[PAGE TEXT]:
-------------------------

Guide To Rally Co Driving


line decor
line decor

So you've chosen a rally to enter! All you have to do now is make sure that you, your driver, and your car are allowed to enter. The easiest way to find out is to contact the rally organizers and ask them to send you a set of Supplementary Regulations; they may also have these on the rally website for you to download. You should read this document cover to cover.

In some countries you may be required to complete a training program in order to get your rally license. Your rally organizer should be able to help you with this.

 Tony's International Rally Licence 1988

When you have established that both crew members and the car are eligible, send in your entry as soon as possible along with the payment and anything else that the organizers require. You can often join the motor club or enroll in the championship via the entry form.

As soon as you receive a confirmation that your entry has been accepted, you should begin planning for the rally. The driver should be tasked with organizing the car, service vehicle, spare parts, tires, and tools. The co driver should make arrangements for the crew members (hotels, travel schedules) and put together a pack of information for each crew member. If maps are needed, the co driver generally provides these for both the rally car and the service vehicle.

It's a good idea to have a pre-rally meeting with every crew member present sometime before the start of the event. You can then clarify the roles of all crew members, and resolve any problems. This is also a good time to show the service crew where parts and tools are stored, and perhaps even practice basic service procedures to familiarize everyone with the car. I like to appoint one person to be "service chief" to avoid confusion, but it's also important to make every crew member feel useful, so a list of tasks with names against each item is a good idea. Even something that seems trivial (such as handing the drivers a bottle of water upon arrival into service) can become a problem if it is forgotten. Rallying is a team sport, so try to involve every crew member, and they may actually want to help on your second rally!

-------------------------

[GIVEN TASK 1]: Express everything from the start of the records down to the line containing "day-event: Battle of the" as a Markdown table with the columns Row and Line, leaving out any blank lines.

-------------------------

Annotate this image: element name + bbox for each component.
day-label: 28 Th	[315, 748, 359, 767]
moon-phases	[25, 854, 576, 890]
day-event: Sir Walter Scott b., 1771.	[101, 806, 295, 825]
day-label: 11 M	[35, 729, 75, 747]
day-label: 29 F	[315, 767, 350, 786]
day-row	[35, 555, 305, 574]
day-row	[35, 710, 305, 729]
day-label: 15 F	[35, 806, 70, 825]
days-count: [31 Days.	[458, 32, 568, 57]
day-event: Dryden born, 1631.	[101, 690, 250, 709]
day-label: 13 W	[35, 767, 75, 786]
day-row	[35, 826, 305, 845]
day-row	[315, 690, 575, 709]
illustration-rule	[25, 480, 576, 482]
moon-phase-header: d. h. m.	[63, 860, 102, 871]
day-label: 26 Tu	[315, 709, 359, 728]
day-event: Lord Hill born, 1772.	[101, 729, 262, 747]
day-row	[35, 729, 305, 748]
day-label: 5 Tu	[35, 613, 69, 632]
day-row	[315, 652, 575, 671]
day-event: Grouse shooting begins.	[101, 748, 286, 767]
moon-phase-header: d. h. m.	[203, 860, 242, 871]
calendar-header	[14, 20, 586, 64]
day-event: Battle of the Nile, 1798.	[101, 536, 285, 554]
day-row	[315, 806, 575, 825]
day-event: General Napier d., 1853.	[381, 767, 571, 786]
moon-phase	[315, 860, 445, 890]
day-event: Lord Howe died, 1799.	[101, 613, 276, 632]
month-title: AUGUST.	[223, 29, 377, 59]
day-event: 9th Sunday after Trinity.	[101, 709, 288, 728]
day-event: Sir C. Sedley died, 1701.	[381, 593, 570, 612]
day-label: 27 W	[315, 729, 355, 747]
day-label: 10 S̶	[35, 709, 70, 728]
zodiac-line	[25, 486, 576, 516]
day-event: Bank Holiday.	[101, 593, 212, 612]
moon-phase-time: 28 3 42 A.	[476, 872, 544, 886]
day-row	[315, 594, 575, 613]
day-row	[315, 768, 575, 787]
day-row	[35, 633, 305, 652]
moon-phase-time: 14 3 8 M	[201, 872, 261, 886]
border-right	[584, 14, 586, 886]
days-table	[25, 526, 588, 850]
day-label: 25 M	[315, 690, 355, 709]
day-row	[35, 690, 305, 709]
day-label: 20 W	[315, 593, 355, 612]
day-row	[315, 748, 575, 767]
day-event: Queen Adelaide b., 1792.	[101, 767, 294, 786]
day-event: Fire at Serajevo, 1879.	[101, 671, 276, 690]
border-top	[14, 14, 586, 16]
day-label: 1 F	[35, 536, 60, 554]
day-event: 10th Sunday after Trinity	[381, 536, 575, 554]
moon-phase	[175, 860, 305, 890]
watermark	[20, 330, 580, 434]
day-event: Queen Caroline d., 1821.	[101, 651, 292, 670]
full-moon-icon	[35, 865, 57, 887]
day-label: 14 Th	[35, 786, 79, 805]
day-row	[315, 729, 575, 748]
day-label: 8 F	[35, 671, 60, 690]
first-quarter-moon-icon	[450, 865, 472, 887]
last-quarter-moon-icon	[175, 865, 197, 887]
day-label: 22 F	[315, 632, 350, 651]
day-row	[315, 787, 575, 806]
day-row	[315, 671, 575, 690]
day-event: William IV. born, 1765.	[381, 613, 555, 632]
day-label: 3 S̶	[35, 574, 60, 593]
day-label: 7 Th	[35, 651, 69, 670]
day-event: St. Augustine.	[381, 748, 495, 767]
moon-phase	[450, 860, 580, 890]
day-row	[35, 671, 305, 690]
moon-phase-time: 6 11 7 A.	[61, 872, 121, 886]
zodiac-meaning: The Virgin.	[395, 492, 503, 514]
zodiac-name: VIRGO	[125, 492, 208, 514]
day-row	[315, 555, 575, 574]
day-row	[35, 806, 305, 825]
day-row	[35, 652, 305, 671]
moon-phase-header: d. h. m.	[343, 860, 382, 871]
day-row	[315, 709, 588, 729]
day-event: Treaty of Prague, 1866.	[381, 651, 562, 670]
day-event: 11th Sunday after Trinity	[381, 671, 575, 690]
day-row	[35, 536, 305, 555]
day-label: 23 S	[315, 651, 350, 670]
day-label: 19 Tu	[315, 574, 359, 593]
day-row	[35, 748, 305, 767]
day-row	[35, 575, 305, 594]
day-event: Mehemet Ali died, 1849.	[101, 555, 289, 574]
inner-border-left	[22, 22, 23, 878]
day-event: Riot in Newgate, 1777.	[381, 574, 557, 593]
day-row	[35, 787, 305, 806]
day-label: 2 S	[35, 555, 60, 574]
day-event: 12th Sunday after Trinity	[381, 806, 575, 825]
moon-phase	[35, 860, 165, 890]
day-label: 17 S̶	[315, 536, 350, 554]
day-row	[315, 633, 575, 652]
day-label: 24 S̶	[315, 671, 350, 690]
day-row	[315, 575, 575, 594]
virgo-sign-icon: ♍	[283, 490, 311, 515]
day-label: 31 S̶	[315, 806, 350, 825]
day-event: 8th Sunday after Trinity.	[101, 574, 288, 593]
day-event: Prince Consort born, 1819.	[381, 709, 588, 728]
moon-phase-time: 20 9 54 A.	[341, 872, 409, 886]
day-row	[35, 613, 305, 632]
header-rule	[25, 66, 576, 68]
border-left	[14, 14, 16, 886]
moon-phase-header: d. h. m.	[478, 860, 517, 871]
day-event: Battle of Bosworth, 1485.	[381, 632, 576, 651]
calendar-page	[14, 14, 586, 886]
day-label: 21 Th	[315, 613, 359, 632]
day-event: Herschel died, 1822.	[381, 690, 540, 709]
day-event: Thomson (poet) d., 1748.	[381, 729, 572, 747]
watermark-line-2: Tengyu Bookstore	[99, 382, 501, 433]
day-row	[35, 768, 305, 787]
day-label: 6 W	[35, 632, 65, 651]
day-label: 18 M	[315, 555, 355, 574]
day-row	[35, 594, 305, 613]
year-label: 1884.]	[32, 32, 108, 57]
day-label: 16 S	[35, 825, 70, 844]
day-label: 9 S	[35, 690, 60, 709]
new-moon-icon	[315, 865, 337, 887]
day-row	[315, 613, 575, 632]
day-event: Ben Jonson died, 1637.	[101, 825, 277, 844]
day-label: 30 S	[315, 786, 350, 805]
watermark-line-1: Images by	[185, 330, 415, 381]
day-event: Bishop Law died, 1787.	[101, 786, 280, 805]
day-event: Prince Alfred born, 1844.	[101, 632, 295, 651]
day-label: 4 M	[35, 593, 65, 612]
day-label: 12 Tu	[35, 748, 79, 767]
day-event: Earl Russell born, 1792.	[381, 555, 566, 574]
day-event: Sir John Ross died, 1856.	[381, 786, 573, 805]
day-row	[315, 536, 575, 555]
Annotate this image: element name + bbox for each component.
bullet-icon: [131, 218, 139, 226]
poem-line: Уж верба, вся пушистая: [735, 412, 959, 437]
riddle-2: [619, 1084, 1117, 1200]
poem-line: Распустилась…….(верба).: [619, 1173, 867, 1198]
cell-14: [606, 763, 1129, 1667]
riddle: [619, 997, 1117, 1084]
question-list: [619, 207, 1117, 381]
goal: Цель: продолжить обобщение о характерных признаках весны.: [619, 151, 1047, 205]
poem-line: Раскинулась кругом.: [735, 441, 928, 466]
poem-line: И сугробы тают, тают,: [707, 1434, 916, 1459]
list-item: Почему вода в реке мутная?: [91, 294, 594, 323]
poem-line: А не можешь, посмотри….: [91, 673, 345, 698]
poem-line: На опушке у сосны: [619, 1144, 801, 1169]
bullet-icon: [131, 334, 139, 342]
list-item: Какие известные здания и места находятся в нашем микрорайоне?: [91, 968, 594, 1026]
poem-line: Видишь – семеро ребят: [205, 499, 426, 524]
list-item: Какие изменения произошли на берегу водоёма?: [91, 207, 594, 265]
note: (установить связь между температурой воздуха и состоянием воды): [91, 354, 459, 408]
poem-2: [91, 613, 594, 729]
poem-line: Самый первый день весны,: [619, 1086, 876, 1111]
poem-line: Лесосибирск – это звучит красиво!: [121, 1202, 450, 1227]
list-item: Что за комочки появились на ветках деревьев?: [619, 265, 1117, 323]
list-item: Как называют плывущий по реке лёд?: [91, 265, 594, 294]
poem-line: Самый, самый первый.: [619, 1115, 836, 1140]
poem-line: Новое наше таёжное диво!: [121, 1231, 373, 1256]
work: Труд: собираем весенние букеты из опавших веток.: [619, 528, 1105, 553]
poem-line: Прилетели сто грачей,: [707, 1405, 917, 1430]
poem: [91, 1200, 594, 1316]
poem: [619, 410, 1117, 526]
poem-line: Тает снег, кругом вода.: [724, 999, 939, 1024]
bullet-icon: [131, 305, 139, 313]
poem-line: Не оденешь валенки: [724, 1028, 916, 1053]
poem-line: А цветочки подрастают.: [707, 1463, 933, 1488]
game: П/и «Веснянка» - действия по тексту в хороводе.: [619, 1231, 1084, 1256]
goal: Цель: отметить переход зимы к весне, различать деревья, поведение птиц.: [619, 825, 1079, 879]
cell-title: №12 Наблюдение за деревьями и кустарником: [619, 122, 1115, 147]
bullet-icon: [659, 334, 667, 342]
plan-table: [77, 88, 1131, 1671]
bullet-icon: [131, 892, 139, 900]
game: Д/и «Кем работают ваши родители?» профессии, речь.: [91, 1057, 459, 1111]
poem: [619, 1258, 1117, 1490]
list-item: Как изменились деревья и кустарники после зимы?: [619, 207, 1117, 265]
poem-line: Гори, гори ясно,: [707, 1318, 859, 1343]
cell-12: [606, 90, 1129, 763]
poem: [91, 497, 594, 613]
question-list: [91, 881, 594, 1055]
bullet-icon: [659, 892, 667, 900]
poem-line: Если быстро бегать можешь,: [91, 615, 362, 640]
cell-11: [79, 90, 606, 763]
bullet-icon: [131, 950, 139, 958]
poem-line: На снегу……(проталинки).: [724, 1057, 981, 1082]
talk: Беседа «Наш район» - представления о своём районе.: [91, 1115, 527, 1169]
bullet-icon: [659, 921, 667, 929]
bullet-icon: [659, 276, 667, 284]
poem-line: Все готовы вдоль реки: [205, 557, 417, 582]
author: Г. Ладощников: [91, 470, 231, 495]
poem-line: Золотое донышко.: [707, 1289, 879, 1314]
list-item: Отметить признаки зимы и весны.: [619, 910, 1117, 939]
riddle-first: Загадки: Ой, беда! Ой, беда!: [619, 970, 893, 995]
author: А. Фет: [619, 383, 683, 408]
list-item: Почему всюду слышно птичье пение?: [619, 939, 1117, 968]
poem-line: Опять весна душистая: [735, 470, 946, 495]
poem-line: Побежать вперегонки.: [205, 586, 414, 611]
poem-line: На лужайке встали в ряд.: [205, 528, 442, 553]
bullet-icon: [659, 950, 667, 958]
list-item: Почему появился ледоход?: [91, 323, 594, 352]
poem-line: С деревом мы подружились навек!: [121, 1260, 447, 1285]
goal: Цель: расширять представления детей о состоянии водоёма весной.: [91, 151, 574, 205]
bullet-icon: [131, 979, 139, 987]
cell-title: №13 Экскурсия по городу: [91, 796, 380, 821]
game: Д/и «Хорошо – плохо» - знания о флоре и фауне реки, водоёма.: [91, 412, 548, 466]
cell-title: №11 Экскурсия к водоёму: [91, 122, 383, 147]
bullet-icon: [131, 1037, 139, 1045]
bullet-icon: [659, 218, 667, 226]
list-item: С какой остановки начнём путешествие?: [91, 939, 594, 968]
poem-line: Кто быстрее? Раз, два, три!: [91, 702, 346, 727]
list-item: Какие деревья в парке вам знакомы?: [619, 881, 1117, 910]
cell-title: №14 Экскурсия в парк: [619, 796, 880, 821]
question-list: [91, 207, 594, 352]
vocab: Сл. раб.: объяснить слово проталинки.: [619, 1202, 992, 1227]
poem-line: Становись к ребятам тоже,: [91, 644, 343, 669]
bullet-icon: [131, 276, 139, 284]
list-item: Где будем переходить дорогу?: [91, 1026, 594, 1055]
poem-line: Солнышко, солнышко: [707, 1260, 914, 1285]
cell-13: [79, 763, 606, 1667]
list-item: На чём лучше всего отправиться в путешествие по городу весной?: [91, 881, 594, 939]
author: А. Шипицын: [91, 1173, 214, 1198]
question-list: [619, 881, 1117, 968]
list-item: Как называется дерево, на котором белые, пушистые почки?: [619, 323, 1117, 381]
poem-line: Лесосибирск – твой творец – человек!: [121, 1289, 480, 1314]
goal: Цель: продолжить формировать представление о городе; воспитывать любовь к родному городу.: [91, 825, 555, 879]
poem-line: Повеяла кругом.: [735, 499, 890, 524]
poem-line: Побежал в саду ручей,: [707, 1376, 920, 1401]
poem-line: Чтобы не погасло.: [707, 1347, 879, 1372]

-------------------------

[GIVEN TASK 2]: Please summarize the rally co-driving guide in three sentences.

[FULL SOLUTION 1]:
| Row | Line |
|---|---|
| 1 | Annotate this image: element name + bbox for each component. |
| 2 | day-label: 28 Th	[315, 748, 359, 767] |
| 3 | moon-phases	[25, 854, 576, 890] |
| 4 | day-event: Sir Walter Scott b., 1771.	[101, 806, 295, 825] |
| 5 | day-label: 11 M	[35, 729, 75, 747] |
| 6 | day-label: 29 F	[315, 767, 350, 786] |
| 7 | day-row	[35, 555, 305, 574] |
| 8 | day-row	[35, 710, 305, 729] |
| 9 | day-label: 15 F	[35, 806, 70, 825] |
| 10 | days-count: [31 Days.	[458, 32, 568, 57] |
| 11 | day-event: Dryden born, 1631.	[101, 690, 250, 709] |
| 12 | day-label: 13 W	[35, 767, 75, 786] |
| 13 | day-row	[35, 826, 305, 845] |
| 14 | day-row	[315, 690, 575, 709] |
| 15 | illustration-rule	[25, 480, 576, 482] |
| 16 | moon-phase-header: d. h. m.	[63, 860, 102, 871] |
| 17 | day-label: 26 Tu	[315, 709, 359, 728] |
| 18 | day-event: Lord Hill born, 1772.	[101, 729, 262, 747] |
| 19 | day-row	[35, 729, 305, 748] |
| 20 | day-label: 5 Tu	[35, 613, 69, 632] |
| 21 | day-row	[315, 652, 575, 671] |
| 22 | day-event: Grouse shooting begins.	[101, 748, 286, 767] |
| 23 | moon-phase-header: d. h. m.	[203, 860, 242, 871] |
| 24 | calendar-header	[14, 20, 586, 64] |
| 25 | day-event: Battle of the Nile, 1798.	[101, 536, 285, 554] |

[FULL SOLUTION 2]: After choosing a rally, the crew should confirm with the organizers that both members and the car are eligible, read the Supplementary Regulations, and send in the entry with payment as soon as possible. Once the entry is accepted, the driver organizes the car, service vehicle, spare parts, tires and tools, while the co-driver handles hotels, travel schedules, information packs and any maps. A pre-rally meeting with every crew member present helps clarify roles, resolve problems and show the service crew where parts and tools are kept, since rallying is a team sport.